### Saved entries
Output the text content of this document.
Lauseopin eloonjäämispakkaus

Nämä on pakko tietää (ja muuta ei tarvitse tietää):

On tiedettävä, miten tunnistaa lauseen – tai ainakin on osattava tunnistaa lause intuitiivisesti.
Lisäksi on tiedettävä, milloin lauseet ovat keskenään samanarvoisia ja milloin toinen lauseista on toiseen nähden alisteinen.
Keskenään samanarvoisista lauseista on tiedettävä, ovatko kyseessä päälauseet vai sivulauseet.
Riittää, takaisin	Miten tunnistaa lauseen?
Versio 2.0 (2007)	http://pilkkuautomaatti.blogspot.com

### Your objective
Extract, from the listing above, every line where the string "lauseen" occurs.

### Exercise response
On tiedettävä, miten tunnistaa lauseen – tai ainakin on osattava tunnistaa lause intuitiivisesti.
Riittää, takaisin	Miten tunnistaa lauseen?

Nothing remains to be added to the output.